DESCRIPTION OF THE TASK:
Your task is to gather the lines below that hold the string "City".

Figure collection entries:
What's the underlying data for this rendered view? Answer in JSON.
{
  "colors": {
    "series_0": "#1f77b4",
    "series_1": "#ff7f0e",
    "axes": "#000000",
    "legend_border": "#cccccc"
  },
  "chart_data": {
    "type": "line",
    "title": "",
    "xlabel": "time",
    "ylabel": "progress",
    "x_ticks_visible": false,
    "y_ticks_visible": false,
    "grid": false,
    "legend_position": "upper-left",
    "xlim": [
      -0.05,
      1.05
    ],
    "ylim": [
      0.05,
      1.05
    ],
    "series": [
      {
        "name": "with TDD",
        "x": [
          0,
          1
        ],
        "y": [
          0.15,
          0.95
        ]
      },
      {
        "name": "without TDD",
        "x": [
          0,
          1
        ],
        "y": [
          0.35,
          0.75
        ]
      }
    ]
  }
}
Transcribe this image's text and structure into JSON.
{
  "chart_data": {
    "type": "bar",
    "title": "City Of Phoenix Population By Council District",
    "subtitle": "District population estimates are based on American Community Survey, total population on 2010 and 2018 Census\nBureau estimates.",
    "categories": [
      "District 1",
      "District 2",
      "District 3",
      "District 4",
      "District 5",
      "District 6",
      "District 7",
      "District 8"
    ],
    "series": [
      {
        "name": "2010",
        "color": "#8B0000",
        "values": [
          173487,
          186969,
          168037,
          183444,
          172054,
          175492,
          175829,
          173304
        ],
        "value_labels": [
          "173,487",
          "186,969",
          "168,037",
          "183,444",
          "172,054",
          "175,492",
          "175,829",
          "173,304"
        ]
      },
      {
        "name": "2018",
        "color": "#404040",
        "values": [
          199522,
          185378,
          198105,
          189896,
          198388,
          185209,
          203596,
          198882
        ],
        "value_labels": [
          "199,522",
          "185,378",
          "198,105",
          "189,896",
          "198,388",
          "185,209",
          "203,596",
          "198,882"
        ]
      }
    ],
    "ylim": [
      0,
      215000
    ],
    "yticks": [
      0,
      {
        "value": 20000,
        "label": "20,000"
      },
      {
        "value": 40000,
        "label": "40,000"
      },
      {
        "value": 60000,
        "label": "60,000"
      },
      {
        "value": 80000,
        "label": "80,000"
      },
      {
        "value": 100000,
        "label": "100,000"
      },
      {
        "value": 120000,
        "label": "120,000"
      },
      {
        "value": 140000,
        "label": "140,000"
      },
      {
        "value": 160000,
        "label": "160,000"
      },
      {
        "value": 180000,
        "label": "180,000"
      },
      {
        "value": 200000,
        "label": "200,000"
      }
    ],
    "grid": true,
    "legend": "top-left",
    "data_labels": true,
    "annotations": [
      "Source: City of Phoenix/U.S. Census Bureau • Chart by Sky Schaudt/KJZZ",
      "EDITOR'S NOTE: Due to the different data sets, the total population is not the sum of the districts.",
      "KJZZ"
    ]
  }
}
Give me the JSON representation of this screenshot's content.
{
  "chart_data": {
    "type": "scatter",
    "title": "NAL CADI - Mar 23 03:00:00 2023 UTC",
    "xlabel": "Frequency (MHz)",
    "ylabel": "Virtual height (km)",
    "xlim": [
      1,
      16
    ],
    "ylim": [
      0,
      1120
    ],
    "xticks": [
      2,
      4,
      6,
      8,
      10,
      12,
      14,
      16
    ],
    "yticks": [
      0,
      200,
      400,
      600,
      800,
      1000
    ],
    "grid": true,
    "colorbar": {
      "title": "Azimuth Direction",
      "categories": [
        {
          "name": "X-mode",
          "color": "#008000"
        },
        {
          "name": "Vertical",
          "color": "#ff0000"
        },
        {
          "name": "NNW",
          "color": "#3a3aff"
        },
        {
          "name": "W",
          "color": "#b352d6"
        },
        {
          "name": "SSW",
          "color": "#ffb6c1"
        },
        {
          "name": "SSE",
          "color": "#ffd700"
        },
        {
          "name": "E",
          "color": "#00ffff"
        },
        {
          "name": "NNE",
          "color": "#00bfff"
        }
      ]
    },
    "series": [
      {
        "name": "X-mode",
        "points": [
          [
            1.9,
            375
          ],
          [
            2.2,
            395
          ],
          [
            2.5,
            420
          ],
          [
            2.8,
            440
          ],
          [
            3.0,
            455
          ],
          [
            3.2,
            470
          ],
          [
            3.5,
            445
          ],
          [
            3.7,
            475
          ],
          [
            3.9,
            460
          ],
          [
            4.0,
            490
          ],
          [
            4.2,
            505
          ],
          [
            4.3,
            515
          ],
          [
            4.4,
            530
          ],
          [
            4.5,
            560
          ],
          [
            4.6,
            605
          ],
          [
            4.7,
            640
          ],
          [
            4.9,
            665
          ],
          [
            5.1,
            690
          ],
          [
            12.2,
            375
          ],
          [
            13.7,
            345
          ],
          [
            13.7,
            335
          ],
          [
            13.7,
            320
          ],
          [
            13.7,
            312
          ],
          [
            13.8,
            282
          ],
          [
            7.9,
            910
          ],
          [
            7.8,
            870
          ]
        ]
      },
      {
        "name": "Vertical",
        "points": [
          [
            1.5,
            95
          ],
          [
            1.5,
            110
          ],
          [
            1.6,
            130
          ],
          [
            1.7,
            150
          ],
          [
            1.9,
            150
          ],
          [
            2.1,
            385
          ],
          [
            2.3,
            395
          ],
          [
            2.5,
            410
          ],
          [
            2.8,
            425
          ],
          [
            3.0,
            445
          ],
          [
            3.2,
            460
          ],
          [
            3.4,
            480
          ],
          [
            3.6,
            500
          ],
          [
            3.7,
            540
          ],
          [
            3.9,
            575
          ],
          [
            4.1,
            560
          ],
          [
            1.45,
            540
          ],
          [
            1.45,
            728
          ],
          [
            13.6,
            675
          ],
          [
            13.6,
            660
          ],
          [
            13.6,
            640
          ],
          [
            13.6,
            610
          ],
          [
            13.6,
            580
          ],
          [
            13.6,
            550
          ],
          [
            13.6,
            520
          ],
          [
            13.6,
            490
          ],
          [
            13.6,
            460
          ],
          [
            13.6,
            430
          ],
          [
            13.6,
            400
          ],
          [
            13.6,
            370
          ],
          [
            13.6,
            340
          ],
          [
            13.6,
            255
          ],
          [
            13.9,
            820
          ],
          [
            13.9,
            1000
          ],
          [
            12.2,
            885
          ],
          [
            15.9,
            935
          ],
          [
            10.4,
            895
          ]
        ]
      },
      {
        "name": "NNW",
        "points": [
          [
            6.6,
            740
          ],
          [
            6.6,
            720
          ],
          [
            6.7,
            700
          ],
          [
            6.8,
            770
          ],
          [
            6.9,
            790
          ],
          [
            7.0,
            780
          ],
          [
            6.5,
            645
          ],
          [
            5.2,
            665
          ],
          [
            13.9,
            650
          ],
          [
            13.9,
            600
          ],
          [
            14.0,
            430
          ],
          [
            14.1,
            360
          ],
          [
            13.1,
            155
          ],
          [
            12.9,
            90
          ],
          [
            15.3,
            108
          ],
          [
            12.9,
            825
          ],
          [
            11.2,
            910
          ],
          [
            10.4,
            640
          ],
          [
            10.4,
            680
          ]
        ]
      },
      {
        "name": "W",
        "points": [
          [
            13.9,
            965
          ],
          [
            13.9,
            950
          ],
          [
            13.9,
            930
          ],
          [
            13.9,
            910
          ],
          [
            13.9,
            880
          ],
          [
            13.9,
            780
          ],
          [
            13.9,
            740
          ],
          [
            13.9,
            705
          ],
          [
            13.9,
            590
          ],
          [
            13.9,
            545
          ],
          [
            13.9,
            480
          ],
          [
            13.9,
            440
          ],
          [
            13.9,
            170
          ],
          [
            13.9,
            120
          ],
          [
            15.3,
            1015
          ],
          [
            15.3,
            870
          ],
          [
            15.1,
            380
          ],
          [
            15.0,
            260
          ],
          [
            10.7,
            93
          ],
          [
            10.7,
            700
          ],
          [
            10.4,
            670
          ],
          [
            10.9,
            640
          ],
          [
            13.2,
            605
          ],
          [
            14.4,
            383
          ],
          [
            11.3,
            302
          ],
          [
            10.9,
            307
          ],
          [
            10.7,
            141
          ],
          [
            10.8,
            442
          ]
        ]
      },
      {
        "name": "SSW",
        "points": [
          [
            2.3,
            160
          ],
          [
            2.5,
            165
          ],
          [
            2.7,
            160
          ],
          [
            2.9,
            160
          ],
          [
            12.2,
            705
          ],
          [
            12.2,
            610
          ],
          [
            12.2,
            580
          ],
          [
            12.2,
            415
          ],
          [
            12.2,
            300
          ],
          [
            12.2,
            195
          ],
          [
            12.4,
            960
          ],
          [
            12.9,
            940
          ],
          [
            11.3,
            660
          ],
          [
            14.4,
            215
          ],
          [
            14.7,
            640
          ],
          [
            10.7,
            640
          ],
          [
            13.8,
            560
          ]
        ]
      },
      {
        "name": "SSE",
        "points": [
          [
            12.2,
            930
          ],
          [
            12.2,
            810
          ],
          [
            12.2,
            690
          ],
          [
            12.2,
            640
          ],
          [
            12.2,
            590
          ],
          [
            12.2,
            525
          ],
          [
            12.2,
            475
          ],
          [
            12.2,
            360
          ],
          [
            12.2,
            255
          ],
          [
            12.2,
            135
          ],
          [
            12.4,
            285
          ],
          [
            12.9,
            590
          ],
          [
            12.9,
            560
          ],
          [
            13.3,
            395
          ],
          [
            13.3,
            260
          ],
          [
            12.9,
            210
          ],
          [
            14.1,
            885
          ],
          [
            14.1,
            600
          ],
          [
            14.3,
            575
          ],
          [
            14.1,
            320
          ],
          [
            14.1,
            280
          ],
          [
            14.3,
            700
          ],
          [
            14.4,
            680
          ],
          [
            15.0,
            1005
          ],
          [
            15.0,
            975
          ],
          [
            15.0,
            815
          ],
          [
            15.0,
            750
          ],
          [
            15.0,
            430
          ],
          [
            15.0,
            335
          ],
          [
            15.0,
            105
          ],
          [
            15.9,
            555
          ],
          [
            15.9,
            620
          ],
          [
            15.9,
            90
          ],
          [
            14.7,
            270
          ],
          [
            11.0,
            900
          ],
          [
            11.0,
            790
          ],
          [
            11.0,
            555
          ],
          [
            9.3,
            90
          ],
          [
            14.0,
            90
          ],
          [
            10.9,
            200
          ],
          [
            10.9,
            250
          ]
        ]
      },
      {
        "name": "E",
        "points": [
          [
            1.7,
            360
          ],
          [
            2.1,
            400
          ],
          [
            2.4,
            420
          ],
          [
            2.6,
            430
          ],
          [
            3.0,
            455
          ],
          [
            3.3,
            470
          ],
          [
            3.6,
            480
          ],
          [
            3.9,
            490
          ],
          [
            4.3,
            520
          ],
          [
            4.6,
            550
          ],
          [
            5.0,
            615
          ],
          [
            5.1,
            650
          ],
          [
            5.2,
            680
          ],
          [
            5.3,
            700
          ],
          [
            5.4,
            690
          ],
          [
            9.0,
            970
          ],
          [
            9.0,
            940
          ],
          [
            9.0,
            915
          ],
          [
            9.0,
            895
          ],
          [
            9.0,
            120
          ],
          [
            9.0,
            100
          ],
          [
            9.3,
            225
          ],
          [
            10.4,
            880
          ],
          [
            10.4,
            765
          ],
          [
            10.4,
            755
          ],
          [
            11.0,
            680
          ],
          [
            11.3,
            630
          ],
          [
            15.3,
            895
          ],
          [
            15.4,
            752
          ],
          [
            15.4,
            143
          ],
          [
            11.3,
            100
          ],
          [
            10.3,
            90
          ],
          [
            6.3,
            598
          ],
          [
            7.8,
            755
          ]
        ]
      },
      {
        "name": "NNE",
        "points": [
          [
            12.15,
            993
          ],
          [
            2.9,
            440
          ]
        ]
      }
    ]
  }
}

CORRECT RESPONSE:
    "title": "City Of Phoenix Population By Council District",
      "Source: City of Phoenix/U.S. Census Bureau • Chart by Sky Schaudt/KJZZ",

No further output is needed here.